Saved data entries:
(begin)
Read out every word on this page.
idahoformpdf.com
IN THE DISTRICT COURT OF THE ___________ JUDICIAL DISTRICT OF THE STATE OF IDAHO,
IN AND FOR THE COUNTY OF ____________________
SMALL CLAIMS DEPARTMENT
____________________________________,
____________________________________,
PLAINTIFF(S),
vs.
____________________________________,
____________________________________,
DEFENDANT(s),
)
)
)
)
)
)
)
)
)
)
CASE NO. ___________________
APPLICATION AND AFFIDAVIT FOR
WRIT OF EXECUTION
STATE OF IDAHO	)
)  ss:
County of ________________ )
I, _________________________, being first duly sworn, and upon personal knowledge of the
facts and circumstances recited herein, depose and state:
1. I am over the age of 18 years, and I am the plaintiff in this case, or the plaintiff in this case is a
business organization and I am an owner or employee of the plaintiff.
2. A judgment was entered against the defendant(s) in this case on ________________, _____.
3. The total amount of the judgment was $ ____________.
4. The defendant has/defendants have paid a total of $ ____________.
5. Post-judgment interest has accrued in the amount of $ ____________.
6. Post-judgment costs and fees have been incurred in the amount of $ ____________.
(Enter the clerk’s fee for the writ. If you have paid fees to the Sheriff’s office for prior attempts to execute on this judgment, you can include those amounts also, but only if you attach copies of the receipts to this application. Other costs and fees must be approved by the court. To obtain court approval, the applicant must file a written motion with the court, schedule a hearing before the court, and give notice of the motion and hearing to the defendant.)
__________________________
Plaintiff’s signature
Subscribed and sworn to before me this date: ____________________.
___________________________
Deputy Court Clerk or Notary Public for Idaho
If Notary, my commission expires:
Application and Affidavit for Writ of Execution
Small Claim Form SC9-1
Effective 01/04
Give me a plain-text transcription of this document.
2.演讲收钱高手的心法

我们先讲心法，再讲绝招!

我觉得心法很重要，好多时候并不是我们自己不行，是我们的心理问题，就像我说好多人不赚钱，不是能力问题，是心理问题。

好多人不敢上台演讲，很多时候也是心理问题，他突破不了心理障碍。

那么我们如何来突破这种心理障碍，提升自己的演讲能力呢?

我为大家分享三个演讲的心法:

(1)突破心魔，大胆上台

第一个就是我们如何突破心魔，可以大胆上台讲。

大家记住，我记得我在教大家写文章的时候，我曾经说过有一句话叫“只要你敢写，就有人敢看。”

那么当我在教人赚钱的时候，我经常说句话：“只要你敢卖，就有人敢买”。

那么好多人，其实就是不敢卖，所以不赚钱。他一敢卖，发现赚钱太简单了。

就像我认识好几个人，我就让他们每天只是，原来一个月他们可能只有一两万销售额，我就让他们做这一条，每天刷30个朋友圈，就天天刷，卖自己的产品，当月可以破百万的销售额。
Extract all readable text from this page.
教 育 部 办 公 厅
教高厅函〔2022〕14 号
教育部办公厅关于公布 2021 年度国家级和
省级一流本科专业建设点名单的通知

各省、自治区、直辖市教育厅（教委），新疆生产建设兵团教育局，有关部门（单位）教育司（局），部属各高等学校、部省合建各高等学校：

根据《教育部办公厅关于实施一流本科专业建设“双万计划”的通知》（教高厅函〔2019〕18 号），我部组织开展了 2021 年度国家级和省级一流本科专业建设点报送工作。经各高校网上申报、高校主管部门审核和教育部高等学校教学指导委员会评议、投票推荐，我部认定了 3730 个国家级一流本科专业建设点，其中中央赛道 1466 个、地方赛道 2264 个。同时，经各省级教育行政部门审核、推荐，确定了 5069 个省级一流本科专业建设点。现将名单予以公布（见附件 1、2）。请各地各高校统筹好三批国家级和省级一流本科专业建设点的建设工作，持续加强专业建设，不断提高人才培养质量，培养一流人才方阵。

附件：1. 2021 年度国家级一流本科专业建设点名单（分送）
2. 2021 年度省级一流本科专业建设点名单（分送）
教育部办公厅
(end)
> _Required work_: Write the data out again in full and exactly.

> _Problem solution_:
Read out every word on this page.
idahoformpdf.com
IN THE DISTRICT COURT OF THE ___________ JUDICIAL DISTRICT OF THE STATE OF IDAHO,
IN AND FOR THE COUNTY OF ____________________
SMALL CLAIMS DEPARTMENT
____________________________________,
____________________________________,
PLAINTIFF(S),
vs.
____________________________________,
____________________________________,
DEFENDANT(s),
)
)
)
)
)
)
)
)
)
)
CASE NO. ___________________
APPLICATION AND AFFIDAVIT FOR
WRIT OF EXECUTION
STATE OF IDAHO	)
)  ss:
County of ________________ )
I, _________________________, being first duly sworn, and upon personal knowledge of the
facts and circumstances recited herein, depose and state:
1. I am over the age of 18 years, and I am the plaintiff in this case, or the plaintiff in this case is a
business organization and I am an owner or employee of the plaintiff.
2. A judgment was entered against the defendant(s) in this case on ________________, _____.
3. The total amount of the judgment was $ ____________.
4. The defendant has/defendants have paid a total of $ ____________.
5. Post-judgment interest has accrued in the amount of $ ____________.
6. Post-judgment costs and fees have been incurred in the amount of $ ____________.
(Enter the clerk’s fee for the writ. If you have paid fees to the Sheriff’s office for prior attempts to execute on this judgment, you can include those amounts also, but only if you attach copies of the receipts to this application. Other costs and fees must be approved by the court. To obtain court approval, the applicant must file a written motion with the court, schedule a hearing before the court, and give notice of the motion and hearing to the defendant.)
__________________________
Plaintiff’s signature
Subscribed and sworn to before me this date: ____________________.
___________________________
Deputy Court Clerk or Notary Public for Idaho
If Notary, my commission expires:
Application and Affidavit for Writ of Execution
Small Claim Form SC9-1
Effective 01/04
Give me a plain-text transcription of this document.
2.演讲收钱高手的心法

我们先讲心法，再讲绝招!

我觉得心法很重要，好多时候并不是我们自己不行，是我们的心理问题，就像我说好多人不赚钱，不是能力问题，是心理问题。

好多人不敢上台演讲，很多时候也是心理问题，他突破不了心理障碍。

那么我们如何来突破这种心理障碍，提升自己的演讲能力呢?

我为大家分享三个演讲的心法:

(1)突破心魔，大胆上台

第一个就是我们如何突破心魔，可以大胆上台讲。

大家记住，我记得我在教大家写文章的时候，我曾经说过有一句话叫“只要你敢写，就有人敢看。”

那么当我在教人赚钱的时候，我经常说句话：“只要你敢卖，就有人敢买”。

那么好多人，其实就是不敢卖，所以不赚钱。他一敢卖，发现赚钱太简单了。

就像我认识好几个人，我就让他们每天只是，原来一个月他们可能只有一两万销售额，我就让他们做这一条，每天刷30个朋友圈，就天天刷，卖自己的产品，当月可以破百万的销售额。
Extract all readable text from this page.
教 育 部 办 公 厅
教高厅函〔2022〕14 号
教育部办公厅关于公布 2021 年度国家级和
省级一流本科专业建设点名单的通知

各省、自治区、直辖市教育厅（教委），新疆生产建设兵团教育局，有关部门（单位）教育司（局），部属各高等学校、部省合建各高等学校：

根据《教育部办公厅关于实施一流本科专业建设“双万计划”的通知》（教高厅函〔2019〕18 号），我部组织开展了 2021 年度国家级和省级一流本科专业建设点报送工作。经各高校网上申报、高校主管部门审核和教育部高等学校教学指导委员会评议、投票推荐，我部认定了 3730 个国家级一流本科专业建设点，其中中央赛道 1466 个、地方赛道 2264 个。同时，经各省级教育行政部门审核、推荐，确定了 5069 个省级一流本科专业建设点。现将名单予以公布（见附件 1、2）。请各地各高校统筹好三批国家级和省级一流本科专业建设点的建设工作，持续加强专业建设，不断提高人才培养质量，培养一流人才方阵。

附件：1. 2021 年度国家级一流本科专业建设点名单（分送）
2. 2021 年度省级一流本科专业建设点名单（分送）
教育部办公厅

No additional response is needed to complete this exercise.